(The problem): Would you restate all the data that follows, word for word?

━━ Dataset entries ━━

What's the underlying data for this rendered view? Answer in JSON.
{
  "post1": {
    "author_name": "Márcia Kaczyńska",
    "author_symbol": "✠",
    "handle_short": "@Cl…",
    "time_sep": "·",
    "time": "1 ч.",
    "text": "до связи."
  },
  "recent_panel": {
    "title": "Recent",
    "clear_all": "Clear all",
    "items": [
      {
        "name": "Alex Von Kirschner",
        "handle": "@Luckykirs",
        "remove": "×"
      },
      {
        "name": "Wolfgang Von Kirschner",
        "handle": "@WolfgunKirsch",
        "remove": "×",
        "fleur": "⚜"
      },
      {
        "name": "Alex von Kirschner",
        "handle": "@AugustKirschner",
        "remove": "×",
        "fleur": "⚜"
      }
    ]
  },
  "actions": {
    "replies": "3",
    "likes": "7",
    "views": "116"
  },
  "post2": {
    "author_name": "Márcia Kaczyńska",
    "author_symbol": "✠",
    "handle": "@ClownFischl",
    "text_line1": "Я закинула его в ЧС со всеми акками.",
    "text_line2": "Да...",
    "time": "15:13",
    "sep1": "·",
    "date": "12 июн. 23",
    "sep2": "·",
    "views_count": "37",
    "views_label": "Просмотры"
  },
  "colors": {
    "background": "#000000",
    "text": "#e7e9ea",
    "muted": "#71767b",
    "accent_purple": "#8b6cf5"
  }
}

━━━

(Answer):
What's the underlying data for this rendered view? Answer in JSON.
{
  "post1": {
    "author_name": "Márcia Kaczyńska",
    "author_symbol": "✠",
    "handle_short": "@Cl…",
    "time_sep": "·",
    "time": "1 ч.",
    "text": "до связи."
  },
  "recent_panel": {
    "title": "Recent",
    "clear_all": "Clear all",
    "items": [
      {
        "name": "Alex Von Kirschner",
        "handle": "@Luckykirs",
        "remove": "×"
      },
      {
        "name": "Wolfgang Von Kirschner",
        "handle": "@WolfgunKirsch",
        "remove": "×",
        "fleur": "⚜"
      },
      {
        "name": "Alex von Kirschner",
        "handle": "@AugustKirschner",
        "remove": "×",
        "fleur": "⚜"
      }
    ]
  },
  "actions": {
    "replies": "3",
    "likes": "7",
    "views": "116"
  },
  "post2": {
    "author_name": "Márcia Kaczyńska",
    "author_symbol": "✠",
    "handle": "@ClownFischl",
    "text_line1": "Я закинула его в ЧС со всеми акками.",
    "text_line2": "Да...",
    "time": "15:13",
    "sep1": "·",
    "date": "12 июн. 23",
    "sep2": "·",
    "views_count": "37",
    "views_label": "Просмотры"
  },
  "colors": {
    "background": "#000000",
    "text": "#e7e9ea",
    "muted": "#71767b",
    "accent_purple": "#8b6cf5"
  }
}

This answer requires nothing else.